**Records supplied**
━━━━━━━━━━
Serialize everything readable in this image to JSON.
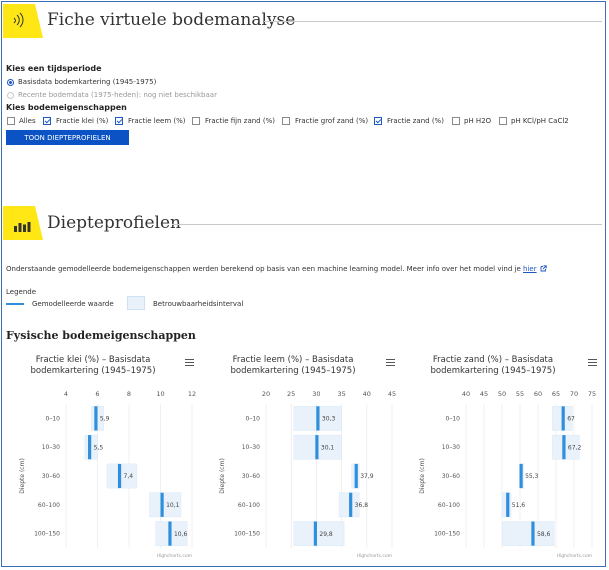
{
  "header": {
    "title": "Fiche virtuele bodemanalyse"
  },
  "period": {
    "label": "Kies een tijdsperiode",
    "options": [
      {
        "label": "Basisdata bodemkartering (1945-1975)",
        "selected": true,
        "enabled": true
      },
      {
        "label": "Recente bodemdata (1975-heden): nog niet beschikbaar",
        "selected": false,
        "enabled": false
      }
    ]
  },
  "properties": {
    "label": "Kies bodemeigenschappen",
    "options": [
      {
        "label": "Alles",
        "checked": false
      },
      {
        "label": "Fractie klei (%)",
        "checked": true
      },
      {
        "label": "Fractie leem (%)",
        "checked": true
      },
      {
        "label": "Fractie fijn zand (%)",
        "checked": false
      },
      {
        "label": "Fractie grof zand (%)",
        "checked": false
      },
      {
        "label": "Fractie zand (%)",
        "checked": true
      },
      {
        "label": "pH H2O",
        "checked": false
      },
      {
        "label": "pH KCl/pH CaCl2",
        "checked": false
      }
    ],
    "button_label": "TOON DIEPTEPROFIELEN"
  },
  "depth_section": {
    "title": "Diepteprofielen",
    "description": "Onderstaande gemodelleerde bodemeigenschappen werden berekend op basis van een machine learning model. Meer info over het model vind je",
    "link_label": "hier",
    "legend": {
      "label": "Legende",
      "modeled": "Gemodelleerde waarde",
      "interval": "Betrouwbaarheidsinterval"
    },
    "physical_title": "Fysische bodemeigenschappen"
  },
  "colors": {
    "accent_yellow": "#ffe615",
    "primary_blue": "#0b52c5",
    "value_bar": "#2f8fdd",
    "interval_fill": "#e9f2fb"
  },
  "chart_data": [
    {
      "type": "bar",
      "title": "Fractie klei (%) – Basisdata bodemkartering (1945–1975)",
      "ylabel": "Diepte (cm)",
      "credits": "Highcharts.com",
      "categories": [
        "0–10",
        "10–30",
        "30–60",
        "60–100",
        "100–150"
      ],
      "xlim": [
        4,
        12
      ],
      "ticks": [
        4,
        6,
        8,
        10,
        12
      ],
      "values": [
        5.9,
        5.5,
        7.4,
        10.1,
        10.6
      ],
      "value_labels": [
        "5,9",
        "5,5",
        "7,4",
        "10,1",
        "10,6"
      ],
      "intervals": [
        [
          5.6,
          6.4
        ],
        [
          5.2,
          6.0
        ],
        [
          6.6,
          8.5
        ],
        [
          9.3,
          11.3
        ],
        [
          9.7,
          11.7
        ]
      ]
    },
    {
      "type": "bar",
      "title": "Fractie leem (%) – Basisdata bodemkartering (1945–1975)",
      "ylabel": "Diepte (cm)",
      "credits": "Highcharts.com",
      "categories": [
        "0–10",
        "10–30",
        "30–60",
        "60–100",
        "100–150"
      ],
      "xlim": [
        20,
        45
      ],
      "ticks": [
        20,
        25,
        30,
        35,
        40,
        45
      ],
      "values": [
        30.3,
        30.1,
        37.9,
        36.8,
        29.8
      ],
      "value_labels": [
        "30,3",
        "30,1",
        "37,9",
        "36,8",
        "29,8"
      ],
      "intervals": [
        [
          25.5,
          35.0
        ],
        [
          25.5,
          35.0
        ],
        [
          37.0,
          38.5
        ],
        [
          34.5,
          38.5
        ],
        [
          25.5,
          35.5
        ]
      ]
    },
    {
      "type": "bar",
      "title": "Fractie zand (%) – Basisdata bodemkartering (1945–1975)",
      "ylabel": "Diepte (cm)",
      "credits": "Highcharts.com",
      "categories": [
        "0–10",
        "10–30",
        "30–60",
        "60–100",
        "100–150"
      ],
      "xlim": [
        40,
        75
      ],
      "ticks": [
        40,
        45,
        50,
        55,
        60,
        65,
        70,
        75
      ],
      "values": [
        67,
        67.2,
        55.3,
        51.6,
        58.6
      ],
      "value_labels": [
        "67",
        "67,2",
        "55,3",
        "51,6",
        "58,6"
      ],
      "intervals": [
        [
          64.0,
          69.5
        ],
        [
          64.0,
          71.5
        ],
        [
          55.0,
          56.0
        ],
        [
          50.0,
          52.5
        ],
        [
          50.0,
          64.5
        ]
      ]
    }
  ]
}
━━━━━━━━━━
Determine how many lines in the records contain "Basisdata", and reply with the number only.

**Solution for this exercise**
4